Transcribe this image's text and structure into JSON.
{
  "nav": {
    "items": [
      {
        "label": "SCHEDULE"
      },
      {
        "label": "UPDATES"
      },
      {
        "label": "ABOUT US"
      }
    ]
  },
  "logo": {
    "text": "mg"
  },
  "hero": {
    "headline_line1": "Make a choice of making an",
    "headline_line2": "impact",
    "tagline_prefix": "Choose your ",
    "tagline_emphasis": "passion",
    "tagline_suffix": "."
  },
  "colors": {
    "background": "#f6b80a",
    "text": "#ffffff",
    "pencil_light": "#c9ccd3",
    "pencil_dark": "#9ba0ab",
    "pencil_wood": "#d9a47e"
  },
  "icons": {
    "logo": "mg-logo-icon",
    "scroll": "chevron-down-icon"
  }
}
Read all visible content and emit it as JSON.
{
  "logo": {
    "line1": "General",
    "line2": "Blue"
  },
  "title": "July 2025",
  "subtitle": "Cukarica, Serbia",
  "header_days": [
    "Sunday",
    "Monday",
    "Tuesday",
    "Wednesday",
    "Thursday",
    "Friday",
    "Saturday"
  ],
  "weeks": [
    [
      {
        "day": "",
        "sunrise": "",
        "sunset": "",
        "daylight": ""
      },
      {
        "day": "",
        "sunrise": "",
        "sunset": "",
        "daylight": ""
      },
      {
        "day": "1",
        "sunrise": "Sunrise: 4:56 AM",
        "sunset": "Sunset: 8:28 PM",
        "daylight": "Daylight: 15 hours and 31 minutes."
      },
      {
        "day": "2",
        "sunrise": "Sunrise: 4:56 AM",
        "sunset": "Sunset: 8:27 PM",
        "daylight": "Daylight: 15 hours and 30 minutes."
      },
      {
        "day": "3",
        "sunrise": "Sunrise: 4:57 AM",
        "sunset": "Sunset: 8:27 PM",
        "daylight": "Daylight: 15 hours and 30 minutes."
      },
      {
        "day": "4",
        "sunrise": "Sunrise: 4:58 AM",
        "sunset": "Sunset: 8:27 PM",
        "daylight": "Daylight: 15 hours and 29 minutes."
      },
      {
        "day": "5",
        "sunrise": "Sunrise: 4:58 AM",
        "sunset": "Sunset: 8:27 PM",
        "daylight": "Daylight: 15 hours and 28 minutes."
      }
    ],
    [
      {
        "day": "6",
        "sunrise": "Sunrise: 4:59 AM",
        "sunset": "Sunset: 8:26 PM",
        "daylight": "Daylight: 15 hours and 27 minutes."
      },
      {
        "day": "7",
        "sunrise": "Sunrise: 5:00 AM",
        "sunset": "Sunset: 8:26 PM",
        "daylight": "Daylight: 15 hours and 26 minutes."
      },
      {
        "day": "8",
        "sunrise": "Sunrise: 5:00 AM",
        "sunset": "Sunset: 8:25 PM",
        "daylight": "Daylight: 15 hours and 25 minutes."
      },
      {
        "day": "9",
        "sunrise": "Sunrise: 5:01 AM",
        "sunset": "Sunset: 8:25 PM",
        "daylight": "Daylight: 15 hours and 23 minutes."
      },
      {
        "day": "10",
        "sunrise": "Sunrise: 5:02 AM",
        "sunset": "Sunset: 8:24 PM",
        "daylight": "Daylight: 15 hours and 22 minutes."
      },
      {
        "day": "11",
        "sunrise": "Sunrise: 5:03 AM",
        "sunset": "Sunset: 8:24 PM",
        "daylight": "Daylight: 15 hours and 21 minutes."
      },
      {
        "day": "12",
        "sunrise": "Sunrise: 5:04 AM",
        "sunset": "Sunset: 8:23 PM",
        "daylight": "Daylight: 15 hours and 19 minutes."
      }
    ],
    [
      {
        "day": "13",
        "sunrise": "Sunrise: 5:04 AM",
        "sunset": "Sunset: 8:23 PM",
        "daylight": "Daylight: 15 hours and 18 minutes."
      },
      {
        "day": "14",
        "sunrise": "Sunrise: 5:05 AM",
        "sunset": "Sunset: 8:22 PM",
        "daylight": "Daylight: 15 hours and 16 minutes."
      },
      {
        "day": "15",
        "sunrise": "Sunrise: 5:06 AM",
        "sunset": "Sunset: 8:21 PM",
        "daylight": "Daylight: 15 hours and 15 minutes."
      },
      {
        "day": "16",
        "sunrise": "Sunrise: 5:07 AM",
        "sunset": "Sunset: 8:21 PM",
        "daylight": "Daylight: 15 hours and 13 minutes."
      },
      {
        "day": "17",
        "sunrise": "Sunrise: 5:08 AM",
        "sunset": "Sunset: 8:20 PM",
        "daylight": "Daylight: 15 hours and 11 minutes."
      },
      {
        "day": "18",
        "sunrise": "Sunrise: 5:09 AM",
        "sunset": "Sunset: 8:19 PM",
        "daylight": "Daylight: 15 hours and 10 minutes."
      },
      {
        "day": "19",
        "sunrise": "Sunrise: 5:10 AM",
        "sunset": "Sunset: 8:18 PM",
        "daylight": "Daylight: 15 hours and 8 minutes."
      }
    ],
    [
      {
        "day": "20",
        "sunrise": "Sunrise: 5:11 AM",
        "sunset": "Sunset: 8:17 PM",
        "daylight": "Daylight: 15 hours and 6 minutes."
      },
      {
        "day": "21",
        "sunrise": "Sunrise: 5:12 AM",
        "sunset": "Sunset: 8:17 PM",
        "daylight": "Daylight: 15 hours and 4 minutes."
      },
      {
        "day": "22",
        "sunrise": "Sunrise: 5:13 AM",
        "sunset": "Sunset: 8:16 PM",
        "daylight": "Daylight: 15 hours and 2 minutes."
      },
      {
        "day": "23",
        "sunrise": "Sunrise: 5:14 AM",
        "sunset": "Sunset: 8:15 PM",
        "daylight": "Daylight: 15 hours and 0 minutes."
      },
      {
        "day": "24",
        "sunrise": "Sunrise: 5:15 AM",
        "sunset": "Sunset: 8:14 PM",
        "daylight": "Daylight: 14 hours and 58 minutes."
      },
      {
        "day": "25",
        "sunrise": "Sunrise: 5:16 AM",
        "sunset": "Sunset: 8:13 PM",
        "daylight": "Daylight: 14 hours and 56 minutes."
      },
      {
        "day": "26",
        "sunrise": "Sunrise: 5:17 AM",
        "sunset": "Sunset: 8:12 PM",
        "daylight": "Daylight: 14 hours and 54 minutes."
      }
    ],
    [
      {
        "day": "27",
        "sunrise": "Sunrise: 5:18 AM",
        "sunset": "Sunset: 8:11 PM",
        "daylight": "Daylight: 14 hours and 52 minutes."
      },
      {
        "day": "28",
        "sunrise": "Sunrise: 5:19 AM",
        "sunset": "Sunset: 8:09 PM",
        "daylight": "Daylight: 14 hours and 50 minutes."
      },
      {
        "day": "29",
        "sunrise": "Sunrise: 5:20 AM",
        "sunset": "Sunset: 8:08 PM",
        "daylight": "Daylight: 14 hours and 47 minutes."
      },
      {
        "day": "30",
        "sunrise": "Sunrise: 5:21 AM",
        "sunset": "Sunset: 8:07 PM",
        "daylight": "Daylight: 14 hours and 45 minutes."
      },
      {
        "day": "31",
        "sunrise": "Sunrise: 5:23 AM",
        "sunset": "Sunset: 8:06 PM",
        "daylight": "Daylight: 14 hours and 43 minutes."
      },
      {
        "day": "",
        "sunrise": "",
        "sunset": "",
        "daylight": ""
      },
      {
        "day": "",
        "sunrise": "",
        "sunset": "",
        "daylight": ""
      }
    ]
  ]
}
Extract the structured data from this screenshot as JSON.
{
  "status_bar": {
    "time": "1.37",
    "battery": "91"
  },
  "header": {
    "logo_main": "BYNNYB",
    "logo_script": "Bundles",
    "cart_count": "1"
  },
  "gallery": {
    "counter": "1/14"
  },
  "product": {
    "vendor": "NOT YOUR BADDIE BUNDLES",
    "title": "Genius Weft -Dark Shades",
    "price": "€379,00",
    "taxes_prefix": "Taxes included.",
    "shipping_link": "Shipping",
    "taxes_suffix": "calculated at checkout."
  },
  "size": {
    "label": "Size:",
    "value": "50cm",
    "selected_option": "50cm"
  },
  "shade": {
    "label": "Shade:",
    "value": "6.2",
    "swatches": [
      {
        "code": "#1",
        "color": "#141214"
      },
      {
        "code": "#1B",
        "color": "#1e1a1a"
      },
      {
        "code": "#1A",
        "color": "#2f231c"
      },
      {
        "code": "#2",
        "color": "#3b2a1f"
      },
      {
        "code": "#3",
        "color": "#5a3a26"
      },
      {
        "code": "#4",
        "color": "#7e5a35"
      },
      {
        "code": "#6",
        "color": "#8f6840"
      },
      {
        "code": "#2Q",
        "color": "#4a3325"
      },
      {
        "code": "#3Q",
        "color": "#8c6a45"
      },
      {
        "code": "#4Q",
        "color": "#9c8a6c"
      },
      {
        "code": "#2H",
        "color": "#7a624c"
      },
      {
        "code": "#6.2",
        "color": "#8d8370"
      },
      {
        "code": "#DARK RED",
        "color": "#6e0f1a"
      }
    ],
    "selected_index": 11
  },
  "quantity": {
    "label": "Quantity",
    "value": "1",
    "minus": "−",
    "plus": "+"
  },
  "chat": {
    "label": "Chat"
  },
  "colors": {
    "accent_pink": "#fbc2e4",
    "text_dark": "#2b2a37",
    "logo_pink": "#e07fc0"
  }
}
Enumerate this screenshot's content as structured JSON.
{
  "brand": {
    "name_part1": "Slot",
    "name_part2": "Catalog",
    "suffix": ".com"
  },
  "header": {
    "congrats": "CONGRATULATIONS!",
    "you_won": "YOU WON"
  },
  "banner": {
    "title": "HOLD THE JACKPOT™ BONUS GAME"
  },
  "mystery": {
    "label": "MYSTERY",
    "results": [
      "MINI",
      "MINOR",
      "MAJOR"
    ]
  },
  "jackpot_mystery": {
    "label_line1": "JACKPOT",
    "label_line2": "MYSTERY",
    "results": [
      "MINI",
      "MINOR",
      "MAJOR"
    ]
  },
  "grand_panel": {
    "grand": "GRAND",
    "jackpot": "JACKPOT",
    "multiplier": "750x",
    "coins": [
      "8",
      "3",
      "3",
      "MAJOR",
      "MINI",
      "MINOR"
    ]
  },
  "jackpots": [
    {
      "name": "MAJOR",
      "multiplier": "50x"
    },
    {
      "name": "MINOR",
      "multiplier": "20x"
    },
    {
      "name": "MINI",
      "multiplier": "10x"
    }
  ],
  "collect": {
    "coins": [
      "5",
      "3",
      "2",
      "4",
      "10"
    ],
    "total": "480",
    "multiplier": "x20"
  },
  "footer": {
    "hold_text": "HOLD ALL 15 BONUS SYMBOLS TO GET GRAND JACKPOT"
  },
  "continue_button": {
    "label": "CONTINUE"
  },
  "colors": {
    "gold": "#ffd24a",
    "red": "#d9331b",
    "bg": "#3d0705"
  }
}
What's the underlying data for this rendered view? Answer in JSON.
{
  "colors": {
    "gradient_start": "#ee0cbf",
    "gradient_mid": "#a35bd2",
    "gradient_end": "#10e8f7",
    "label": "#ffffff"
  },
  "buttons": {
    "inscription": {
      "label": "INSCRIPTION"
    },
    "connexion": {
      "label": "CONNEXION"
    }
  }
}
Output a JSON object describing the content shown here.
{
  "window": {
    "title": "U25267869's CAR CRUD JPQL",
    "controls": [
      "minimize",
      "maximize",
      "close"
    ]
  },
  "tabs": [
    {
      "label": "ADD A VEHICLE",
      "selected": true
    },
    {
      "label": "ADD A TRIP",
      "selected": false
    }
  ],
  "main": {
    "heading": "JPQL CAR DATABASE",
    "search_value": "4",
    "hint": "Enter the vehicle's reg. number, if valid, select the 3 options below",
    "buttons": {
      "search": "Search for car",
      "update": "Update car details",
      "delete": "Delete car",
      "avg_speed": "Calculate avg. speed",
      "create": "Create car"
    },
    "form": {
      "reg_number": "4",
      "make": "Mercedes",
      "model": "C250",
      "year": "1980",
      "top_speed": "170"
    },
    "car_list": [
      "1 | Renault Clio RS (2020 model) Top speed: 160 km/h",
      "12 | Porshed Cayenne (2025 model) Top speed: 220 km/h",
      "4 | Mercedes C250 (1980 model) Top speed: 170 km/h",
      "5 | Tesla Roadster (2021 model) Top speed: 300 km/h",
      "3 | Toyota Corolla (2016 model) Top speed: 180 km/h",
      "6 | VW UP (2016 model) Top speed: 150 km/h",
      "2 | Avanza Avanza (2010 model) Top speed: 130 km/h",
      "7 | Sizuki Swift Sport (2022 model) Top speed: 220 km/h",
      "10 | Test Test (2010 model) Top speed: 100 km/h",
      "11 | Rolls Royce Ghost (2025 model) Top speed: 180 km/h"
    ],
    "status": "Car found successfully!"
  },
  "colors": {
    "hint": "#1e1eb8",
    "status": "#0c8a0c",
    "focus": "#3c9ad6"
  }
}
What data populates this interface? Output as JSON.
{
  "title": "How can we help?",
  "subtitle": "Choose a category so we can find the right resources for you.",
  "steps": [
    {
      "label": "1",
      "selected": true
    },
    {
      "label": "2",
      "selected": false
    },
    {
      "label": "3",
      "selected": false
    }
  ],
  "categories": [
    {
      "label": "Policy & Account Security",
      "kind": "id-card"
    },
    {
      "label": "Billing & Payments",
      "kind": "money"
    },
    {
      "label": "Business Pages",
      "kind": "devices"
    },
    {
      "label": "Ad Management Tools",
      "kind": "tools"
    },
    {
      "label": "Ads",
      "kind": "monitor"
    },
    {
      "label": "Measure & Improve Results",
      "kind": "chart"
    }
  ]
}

--------

● **WHAT IS ASKED**:
Each line that has the word "kind" counts once. How many such lines are in the data? Give the number alone.

● **TASK RESULT**:
6